Information given:
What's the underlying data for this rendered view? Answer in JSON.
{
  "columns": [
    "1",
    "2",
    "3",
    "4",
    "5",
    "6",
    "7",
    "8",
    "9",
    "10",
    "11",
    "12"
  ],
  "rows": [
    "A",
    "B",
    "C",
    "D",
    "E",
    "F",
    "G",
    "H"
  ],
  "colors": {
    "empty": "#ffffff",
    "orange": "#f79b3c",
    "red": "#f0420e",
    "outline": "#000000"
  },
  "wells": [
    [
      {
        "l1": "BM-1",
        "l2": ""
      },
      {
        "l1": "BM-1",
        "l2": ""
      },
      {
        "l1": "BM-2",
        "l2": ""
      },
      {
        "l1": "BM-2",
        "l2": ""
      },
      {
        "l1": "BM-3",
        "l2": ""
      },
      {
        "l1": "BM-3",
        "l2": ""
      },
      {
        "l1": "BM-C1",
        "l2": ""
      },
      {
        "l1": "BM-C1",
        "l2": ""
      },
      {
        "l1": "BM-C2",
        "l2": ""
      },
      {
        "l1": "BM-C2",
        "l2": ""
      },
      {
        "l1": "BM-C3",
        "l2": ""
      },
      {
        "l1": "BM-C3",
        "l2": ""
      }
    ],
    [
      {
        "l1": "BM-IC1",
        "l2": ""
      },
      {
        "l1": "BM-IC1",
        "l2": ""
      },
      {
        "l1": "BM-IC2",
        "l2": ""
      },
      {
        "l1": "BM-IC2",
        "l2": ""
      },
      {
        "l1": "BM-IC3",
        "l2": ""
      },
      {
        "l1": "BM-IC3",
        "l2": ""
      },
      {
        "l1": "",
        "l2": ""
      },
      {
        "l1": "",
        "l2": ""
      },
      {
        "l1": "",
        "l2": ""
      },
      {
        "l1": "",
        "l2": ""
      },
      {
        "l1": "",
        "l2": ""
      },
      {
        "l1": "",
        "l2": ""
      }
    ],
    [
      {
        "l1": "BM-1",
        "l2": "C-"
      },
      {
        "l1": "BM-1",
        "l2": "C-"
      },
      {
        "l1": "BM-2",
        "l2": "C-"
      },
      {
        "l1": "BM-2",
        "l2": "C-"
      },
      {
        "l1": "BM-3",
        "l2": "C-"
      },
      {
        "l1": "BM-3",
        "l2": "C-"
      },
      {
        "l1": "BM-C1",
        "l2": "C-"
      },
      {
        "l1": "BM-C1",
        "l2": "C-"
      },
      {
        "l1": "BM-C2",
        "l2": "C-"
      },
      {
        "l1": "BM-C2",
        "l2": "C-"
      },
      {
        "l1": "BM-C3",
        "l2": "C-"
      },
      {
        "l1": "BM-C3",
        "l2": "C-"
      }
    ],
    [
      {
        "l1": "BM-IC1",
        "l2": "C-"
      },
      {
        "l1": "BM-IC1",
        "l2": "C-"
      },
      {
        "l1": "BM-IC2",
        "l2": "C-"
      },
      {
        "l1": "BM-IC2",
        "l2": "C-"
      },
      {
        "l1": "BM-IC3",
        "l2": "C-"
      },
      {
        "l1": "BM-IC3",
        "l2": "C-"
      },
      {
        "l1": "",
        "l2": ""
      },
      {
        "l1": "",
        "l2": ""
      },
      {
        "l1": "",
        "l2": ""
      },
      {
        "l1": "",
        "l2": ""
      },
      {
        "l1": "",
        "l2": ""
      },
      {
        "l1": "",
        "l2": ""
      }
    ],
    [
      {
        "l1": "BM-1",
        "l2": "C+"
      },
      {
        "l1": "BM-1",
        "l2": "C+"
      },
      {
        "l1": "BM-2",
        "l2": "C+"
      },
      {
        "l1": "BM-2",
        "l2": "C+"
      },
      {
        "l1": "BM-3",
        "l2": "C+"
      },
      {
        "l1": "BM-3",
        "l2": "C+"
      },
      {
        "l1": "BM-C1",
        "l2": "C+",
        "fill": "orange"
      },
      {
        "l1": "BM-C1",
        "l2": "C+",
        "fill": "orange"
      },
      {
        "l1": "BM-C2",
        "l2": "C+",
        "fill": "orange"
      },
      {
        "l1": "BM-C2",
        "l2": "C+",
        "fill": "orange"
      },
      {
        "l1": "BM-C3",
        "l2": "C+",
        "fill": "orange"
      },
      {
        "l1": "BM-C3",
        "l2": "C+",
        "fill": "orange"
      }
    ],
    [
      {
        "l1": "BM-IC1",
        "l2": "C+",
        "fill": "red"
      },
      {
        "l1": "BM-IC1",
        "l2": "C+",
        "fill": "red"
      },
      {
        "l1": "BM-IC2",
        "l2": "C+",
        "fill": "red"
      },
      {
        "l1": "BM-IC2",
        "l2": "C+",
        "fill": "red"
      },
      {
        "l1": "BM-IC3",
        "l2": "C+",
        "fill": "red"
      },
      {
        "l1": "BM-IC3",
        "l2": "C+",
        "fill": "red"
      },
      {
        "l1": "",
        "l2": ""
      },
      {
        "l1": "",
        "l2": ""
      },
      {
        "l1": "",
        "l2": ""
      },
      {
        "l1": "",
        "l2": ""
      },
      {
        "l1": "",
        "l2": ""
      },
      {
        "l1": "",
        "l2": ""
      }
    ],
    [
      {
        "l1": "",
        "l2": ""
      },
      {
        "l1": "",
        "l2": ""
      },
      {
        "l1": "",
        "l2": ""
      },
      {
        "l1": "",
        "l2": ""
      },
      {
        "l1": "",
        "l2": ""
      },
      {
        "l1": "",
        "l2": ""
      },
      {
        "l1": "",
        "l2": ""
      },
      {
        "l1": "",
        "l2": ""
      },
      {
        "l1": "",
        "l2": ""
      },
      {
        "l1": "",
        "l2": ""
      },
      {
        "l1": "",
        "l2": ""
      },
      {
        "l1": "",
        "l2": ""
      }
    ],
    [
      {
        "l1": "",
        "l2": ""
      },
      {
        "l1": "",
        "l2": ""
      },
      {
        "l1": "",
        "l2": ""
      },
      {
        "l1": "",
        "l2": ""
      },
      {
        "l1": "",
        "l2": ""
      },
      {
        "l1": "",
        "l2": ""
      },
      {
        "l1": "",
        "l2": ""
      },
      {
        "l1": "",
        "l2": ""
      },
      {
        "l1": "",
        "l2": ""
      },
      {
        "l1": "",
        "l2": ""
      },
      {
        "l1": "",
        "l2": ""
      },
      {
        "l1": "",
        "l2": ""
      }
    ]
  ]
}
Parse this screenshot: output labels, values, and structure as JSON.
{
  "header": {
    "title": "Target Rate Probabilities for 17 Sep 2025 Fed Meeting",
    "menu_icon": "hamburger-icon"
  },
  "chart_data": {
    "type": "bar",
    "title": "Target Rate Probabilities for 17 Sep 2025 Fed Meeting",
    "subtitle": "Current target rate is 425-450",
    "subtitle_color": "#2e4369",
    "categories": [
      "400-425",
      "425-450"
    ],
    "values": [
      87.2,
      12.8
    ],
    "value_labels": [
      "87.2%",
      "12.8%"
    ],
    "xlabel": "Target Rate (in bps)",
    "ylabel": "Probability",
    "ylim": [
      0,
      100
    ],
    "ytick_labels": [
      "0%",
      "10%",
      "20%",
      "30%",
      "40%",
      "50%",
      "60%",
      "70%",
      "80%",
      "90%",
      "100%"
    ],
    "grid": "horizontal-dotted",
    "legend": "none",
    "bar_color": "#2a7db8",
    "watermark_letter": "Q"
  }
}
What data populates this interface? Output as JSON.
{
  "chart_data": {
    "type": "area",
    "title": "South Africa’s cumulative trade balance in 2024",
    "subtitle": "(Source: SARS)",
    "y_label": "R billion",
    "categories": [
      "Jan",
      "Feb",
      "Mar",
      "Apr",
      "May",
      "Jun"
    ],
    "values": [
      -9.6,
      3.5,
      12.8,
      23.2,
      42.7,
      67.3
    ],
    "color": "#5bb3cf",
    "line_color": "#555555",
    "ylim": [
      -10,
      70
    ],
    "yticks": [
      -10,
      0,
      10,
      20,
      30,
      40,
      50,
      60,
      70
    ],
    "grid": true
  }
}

What needs to be done:
Your output consists solely of the lines from the one with "Parse this screenshot: output" through the last line, copied exactly.

Exercise result:
Parse this screenshot: output labels, values, and structure as JSON.
{
  "header": {
    "title": "Target Rate Probabilities for 17 Sep 2025 Fed Meeting",
    "menu_icon": "hamburger-icon"
  },
  "chart_data": {
    "type": "bar",
    "title": "Target Rate Probabilities for 17 Sep 2025 Fed Meeting",
    "subtitle": "Current target rate is 425-450",
    "subtitle_color": "#2e4369",
    "categories": [
      "400-425",
      "425-450"
    ],
    "values": [
      87.2,
      12.8
    ],
    "value_labels": [
      "87.2%",
      "12.8%"
    ],
    "xlabel": "Target Rate (in bps)",
    "ylabel": "Probability",
    "ylim": [
      0,
      100
    ],
    "ytick_labels": [
      "0%",
      "10%",
      "20%",
      "30%",
      "40%",
      "50%",
      "60%",
      "70%",
      "80%",
      "90%",
      "100%"
    ],
    "grid": "horizontal-dotted",
    "legend": "none",
    "bar_color": "#2a7db8",
    "watermark_letter": "Q"
  }
}
What data populates this interface? Output as JSON.
{
  "chart_data": {
    "type": "area",
    "title": "South Africa’s cumulative trade balance in 2024",
    "subtitle": "(Source: SARS)",
    "y_label": "R billion",
    "categories": [
      "Jan",
      "Feb",
      "Mar",
      "Apr",
      "May",
      "Jun"
    ],
    "values": [
      -9.6,
      3.5,
      12.8,
      23.2,
      42.7,
      67.3
    ],
    "color": "#5bb3cf",
    "line_color": "#555555",
    "ylim": [
      -10,
      70
    ],
    "yticks": [
      -10,
      0,
      10,
      20,
      30,
      40,
      50,
      60,
      70
    ],
    "grid": true
  }
}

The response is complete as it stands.